╔══

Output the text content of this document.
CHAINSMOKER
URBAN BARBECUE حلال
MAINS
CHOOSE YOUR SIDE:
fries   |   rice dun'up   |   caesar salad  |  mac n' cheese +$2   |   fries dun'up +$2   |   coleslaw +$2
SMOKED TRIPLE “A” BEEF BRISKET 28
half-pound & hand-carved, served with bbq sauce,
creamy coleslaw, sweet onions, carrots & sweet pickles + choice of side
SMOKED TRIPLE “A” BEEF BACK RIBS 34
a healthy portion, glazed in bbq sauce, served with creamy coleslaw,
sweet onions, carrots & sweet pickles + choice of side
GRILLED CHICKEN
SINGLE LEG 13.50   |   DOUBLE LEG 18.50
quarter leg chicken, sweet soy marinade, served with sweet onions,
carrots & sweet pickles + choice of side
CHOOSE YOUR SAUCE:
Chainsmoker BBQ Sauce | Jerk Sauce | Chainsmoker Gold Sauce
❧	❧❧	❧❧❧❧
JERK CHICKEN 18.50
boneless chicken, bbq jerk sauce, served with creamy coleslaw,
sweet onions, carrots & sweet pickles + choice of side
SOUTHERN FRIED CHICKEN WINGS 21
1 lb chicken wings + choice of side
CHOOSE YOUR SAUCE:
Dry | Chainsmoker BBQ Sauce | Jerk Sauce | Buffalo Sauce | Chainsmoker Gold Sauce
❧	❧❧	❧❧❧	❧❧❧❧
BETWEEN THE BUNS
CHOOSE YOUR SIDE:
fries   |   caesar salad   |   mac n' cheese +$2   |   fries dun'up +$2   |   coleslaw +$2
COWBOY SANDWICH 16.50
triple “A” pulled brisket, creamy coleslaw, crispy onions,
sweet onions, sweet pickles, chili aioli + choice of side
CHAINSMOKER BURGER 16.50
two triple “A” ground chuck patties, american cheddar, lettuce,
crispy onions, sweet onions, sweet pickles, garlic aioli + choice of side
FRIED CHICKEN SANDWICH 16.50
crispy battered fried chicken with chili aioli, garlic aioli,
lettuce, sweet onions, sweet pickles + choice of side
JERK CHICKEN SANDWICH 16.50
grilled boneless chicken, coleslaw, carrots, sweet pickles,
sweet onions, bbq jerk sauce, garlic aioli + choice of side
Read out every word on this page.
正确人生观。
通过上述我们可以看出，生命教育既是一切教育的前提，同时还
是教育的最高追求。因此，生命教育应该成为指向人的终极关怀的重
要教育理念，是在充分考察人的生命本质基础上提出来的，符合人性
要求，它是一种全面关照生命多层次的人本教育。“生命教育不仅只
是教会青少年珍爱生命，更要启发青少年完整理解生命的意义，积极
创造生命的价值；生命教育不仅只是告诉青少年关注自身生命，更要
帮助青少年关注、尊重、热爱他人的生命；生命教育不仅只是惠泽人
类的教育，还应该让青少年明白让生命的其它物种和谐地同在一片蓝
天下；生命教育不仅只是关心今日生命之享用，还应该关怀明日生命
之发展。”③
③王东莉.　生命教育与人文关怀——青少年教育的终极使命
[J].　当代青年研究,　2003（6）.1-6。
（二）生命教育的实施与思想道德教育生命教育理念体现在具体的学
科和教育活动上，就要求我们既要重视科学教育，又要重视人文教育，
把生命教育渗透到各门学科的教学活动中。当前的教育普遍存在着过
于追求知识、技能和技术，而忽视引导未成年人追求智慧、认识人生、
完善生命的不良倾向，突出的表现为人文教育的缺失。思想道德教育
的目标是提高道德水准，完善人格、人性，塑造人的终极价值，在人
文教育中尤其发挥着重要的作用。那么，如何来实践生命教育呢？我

╚══

Exercise: Nothing should be left out: return all of the records exactly.

The result:
Output the text content of this document.
CHAINSMOKER
URBAN BARBECUE حلال
MAINS
CHOOSE YOUR SIDE:
fries   |   rice dun'up   |   caesar salad  |  mac n' cheese +$2   |   fries dun'up +$2   |   coleslaw +$2
SMOKED TRIPLE “A” BEEF BRISKET 28
half-pound & hand-carved, served with bbq sauce,
creamy coleslaw, sweet onions, carrots & sweet pickles + choice of side
SMOKED TRIPLE “A” BEEF BACK RIBS 34
a healthy portion, glazed in bbq sauce, served with creamy coleslaw,
sweet onions, carrots & sweet pickles + choice of side
GRILLED CHICKEN
SINGLE LEG 13.50   |   DOUBLE LEG 18.50
quarter leg chicken, sweet soy marinade, served with sweet onions,
carrots & sweet pickles + choice of side
CHOOSE YOUR SAUCE:
Chainsmoker BBQ Sauce | Jerk Sauce | Chainsmoker Gold Sauce
❧	❧❧	❧❧❧❧
JERK CHICKEN 18.50
boneless chicken, bbq jerk sauce, served with creamy coleslaw,
sweet onions, carrots & sweet pickles + choice of side
SOUTHERN FRIED CHICKEN WINGS 21
1 lb chicken wings + choice of side
CHOOSE YOUR SAUCE:
Dry | Chainsmoker BBQ Sauce | Jerk Sauce | Buffalo Sauce | Chainsmoker Gold Sauce
❧	❧❧	❧❧❧	❧❧❧❧
BETWEEN THE BUNS
CHOOSE YOUR SIDE:
fries   |   caesar salad   |   mac n' cheese +$2   |   fries dun'up +$2   |   coleslaw +$2
COWBOY SANDWICH 16.50
triple “A” pulled brisket, creamy coleslaw, crispy onions,
sweet onions, sweet pickles, chili aioli + choice of side
CHAINSMOKER BURGER 16.50
two triple “A” ground chuck patties, american cheddar, lettuce,
crispy onions, sweet onions, sweet pickles, garlic aioli + choice of side
FRIED CHICKEN SANDWICH 16.50
crispy battered fried chicken with chili aioli, garlic aioli,
lettuce, sweet onions, sweet pickles + choice of side
JERK CHICKEN SANDWICH 16.50
grilled boneless chicken, coleslaw, carrots, sweet pickles,
sweet onions, bbq jerk sauce, garlic aioli + choice of side
Read out every word on this page.
正确人生观。
通过上述我们可以看出，生命教育既是一切教育的前提，同时还
是教育的最高追求。因此，生命教育应该成为指向人的终极关怀的重
要教育理念，是在充分考察人的生命本质基础上提出来的，符合人性
要求，它是一种全面关照生命多层次的人本教育。“生命教育不仅只
是教会青少年珍爱生命，更要启发青少年完整理解生命的意义，积极
创造生命的价值；生命教育不仅只是告诉青少年关注自身生命，更要
帮助青少年关注、尊重、热爱他人的生命；生命教育不仅只是惠泽人
类的教育，还应该让青少年明白让生命的其它物种和谐地同在一片蓝
天下；生命教育不仅只是关心今日生命之享用，还应该关怀明日生命
之发展。”③
③王东莉.　生命教育与人文关怀——青少年教育的终极使命
[J].　当代青年研究,　2003（6）.1-6。
（二）生命教育的实施与思想道德教育生命教育理念体现在具体的学
科和教育活动上，就要求我们既要重视科学教育，又要重视人文教育，
把生命教育渗透到各门学科的教学活动中。当前的教育普遍存在着过
于追求知识、技能和技术，而忽视引导未成年人追求智慧、认识人生、
完善生命的不良倾向，突出的表现为人文教育的缺失。思想道德教育
的目标是提高道德水准，完善人格、人性，塑造人的终极价值，在人
文教育中尤其发挥着重要的作用。那么，如何来实践生命教育呢？我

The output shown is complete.